**Task material**:
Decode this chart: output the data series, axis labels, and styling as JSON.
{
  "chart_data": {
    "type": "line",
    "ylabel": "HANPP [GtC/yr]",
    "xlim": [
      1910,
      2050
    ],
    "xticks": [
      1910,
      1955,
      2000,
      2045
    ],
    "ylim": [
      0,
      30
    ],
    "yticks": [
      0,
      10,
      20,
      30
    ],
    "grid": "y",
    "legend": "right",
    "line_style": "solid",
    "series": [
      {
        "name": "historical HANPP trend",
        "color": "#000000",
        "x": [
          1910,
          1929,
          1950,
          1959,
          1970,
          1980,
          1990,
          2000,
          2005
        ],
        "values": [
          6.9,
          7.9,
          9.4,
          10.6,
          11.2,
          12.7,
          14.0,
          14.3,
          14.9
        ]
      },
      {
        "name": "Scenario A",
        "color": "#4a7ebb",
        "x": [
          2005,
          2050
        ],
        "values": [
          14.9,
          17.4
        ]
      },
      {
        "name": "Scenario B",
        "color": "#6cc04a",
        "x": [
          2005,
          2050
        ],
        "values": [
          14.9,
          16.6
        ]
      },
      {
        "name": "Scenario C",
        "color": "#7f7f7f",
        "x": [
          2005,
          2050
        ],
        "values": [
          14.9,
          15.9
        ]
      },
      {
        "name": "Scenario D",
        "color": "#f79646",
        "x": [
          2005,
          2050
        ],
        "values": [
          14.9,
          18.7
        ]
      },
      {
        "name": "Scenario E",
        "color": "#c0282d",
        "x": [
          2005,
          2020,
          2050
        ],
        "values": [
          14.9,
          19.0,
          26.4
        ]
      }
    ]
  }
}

**Prompt**:
Copy each line of the records containing the string "series".

**Response to this task**:
Decode this chart: output the data series, axis labels, and styling as JSON.
    "series": [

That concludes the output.